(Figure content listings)
- - - - -

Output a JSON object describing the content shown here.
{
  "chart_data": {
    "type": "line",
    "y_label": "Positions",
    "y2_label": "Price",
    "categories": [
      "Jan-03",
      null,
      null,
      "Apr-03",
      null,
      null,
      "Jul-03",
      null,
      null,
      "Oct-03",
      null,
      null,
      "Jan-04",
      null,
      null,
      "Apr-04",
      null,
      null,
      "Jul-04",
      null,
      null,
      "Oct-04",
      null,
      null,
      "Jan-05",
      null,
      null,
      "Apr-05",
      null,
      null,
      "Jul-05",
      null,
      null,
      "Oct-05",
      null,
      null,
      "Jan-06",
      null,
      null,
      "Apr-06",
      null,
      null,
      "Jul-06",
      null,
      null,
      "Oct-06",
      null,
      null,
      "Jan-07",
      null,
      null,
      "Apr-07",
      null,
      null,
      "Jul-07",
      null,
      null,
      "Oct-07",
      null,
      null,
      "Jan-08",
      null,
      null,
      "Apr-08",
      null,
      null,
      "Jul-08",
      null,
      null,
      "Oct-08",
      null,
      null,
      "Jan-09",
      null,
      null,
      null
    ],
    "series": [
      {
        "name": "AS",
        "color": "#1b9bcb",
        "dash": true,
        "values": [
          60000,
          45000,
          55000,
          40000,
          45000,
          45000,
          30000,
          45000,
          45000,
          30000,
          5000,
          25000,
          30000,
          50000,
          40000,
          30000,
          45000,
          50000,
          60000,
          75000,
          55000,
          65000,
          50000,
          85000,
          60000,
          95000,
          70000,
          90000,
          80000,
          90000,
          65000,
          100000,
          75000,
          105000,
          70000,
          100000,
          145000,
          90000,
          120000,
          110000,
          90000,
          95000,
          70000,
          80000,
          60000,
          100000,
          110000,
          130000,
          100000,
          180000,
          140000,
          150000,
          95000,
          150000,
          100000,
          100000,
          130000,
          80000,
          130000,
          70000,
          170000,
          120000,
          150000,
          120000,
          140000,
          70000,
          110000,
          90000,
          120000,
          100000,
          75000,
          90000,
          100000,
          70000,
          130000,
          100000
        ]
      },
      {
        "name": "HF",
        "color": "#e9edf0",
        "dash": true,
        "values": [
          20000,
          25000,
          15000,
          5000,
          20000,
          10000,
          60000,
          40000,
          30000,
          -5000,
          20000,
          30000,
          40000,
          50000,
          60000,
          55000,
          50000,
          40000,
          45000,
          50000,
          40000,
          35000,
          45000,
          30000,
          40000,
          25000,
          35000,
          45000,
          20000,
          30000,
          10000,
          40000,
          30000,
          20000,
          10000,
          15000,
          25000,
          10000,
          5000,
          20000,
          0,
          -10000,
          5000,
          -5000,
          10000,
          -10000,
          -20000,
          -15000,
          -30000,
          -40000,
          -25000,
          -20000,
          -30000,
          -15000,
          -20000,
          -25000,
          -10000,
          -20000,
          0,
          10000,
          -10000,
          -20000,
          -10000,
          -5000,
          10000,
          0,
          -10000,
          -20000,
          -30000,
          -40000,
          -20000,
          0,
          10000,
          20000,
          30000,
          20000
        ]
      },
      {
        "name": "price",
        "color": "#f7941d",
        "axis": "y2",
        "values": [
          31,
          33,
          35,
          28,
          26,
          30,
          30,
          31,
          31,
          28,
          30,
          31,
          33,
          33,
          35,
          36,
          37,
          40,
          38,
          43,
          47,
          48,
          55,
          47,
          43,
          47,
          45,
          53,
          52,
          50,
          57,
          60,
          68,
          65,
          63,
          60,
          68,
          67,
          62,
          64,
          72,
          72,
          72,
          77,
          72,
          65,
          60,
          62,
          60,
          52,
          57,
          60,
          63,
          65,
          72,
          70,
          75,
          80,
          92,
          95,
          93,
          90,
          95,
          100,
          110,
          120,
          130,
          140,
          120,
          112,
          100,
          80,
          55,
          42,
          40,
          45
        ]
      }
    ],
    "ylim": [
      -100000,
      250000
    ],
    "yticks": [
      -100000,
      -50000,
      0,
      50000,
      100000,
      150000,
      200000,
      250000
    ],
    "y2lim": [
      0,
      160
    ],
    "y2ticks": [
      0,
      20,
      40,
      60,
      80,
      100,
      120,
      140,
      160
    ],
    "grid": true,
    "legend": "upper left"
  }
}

- - - - -

Stated goal |
From the records above, extract each line exactly as shown.

Solution |
Output a JSON object describing the content shown here.
{
  "chart_data": {
    "type": "line",
    "y_label": "Positions",
    "y2_label": "Price",
    "categories": [
      "Jan-03",
      null,
      null,
      "Apr-03",
      null,
      null,
      "Jul-03",
      null,
      null,
      "Oct-03",
      null,
      null,
      "Jan-04",
      null,
      null,
      "Apr-04",
      null,
      null,
      "Jul-04",
      null,
      null,
      "Oct-04",
      null,
      null,
      "Jan-05",
      null,
      null,
      "Apr-05",
      null,
      null,
      "Jul-05",
      null,
      null,
      "Oct-05",
      null,
      null,
      "Jan-06",
      null,
      null,
      "Apr-06",
      null,
      null,
      "Jul-06",
      null,
      null,
      "Oct-06",
      null,
      null,
      "Jan-07",
      null,
      null,
      "Apr-07",
      null,
      null,
      "Jul-07",
      null,
      null,
      "Oct-07",
      null,
      null,
      "Jan-08",
      null,
      null,
      "Apr-08",
      null,
      null,
      "Jul-08",
      null,
      null,
      "Oct-08",
      null,
      null,
      "Jan-09",
      null,
      null,
      null
    ],
    "series": [
      {
        "name": "AS",
        "color": "#1b9bcb",
        "dash": true,
        "values": [
          60000,
          45000,
          55000,
          40000,
          45000,
          45000,
          30000,
          45000,
          45000,
          30000,
          5000,
          25000,
          30000,
          50000,
          40000,
          30000,
          45000,
          50000,
          60000,
          75000,
          55000,
          65000,
          50000,
          85000,
          60000,
          95000,
          70000,
          90000,
          80000,
          90000,
          65000,
          100000,
          75000,
          105000,
          70000,
          100000,
          145000,
          90000,
          120000,
          110000,
          90000,
          95000,
          70000,
          80000,
          60000,
          100000,
          110000,
          130000,
          100000,
          180000,
          140000,
          150000,
          95000,
          150000,
          100000,
          100000,
          130000,
          80000,
          130000,
          70000,
          170000,
          120000,
          150000,
          120000,
          140000,
          70000,
          110000,
          90000,
          120000,
          100000,
          75000,
          90000,
          100000,
          70000,
          130000,
          100000
        ]
      },
      {
        "name": "HF",
        "color": "#e9edf0",
        "dash": true,
        "values": [
          20000,
          25000,
          15000,
          5000,
          20000,
          10000,
          60000,
          40000,
          30000,
          -5000,
          20000,
          30000,
          40000,
          50000,
          60000,
          55000,
          50000,
          40000,
          45000,
          50000,
          40000,
          35000,
          45000,
          30000,
          40000,
          25000,
          35000,
          45000,
          20000,
          30000,
          10000,
          40000,
          30000,
          20000,
          10000,
          15000,
          25000,
          10000,
          5000,
          20000,
          0,
          -10000,
          5000,
          -5000,
          10000,
          -10000,
          -20000,
          -15000,
          -30000,
          -40000,
          -25000,
          -20000,
          -30000,
          -15000,
          -20000,
          -25000,
          -10000,
          -20000,
          0,
          10000,
          -10000,
          -20000,
          -10000,
          -5000,
          10000,
          0,
          -10000,
          -20000,
          -30000,
          -40000,
          -20000,
          0,
          10000,
          20000,
          30000,
          20000
        ]
      },
      {
        "name": "price",
        "color": "#f7941d",
        "axis": "y2",
        "values": [
          31,
          33,
          35,
          28,
          26,
          30,
          30,
          31,
          31,
          28,
          30,
          31,
          33,
          33,
          35,
          36,
          37,
          40,
          38,
          43,
          47,
          48,
          55,
          47,
          43,
          47,
          45,
          53,
          52,
          50,
          57,
          60,
          68,
          65,
          63,
          60,
          68,
          67,
          62,
          64,
          72,
          72,
          72,
          77,
          72,
          65,
          60,
          62,
          60,
          52,
          57,
          60,
          63,
          65,
          72,
          70,
          75,
          80,
          92,
          95,
          93,
          90,
          95,
          100,
          110,
          120,
          130,
          140,
          120,
          112,
          100,
          80,
          55,
          42,
          40,
          45
        ]
      }
    ],
    "ylim": [
      -100000,
      250000
    ],
    "yticks": [
      -100000,
      -50000,
      0,
      50000,
      100000,
      150000,
      200000,
      250000
    ],
    "y2lim": [
      0,
      160
    ],
    "y2ticks": [
      0,
      20,
      40,
      60,
      80,
      100,
      120,
      140,
      160
    ],
    "grid": true,
    "legend": "upper left"
  }
}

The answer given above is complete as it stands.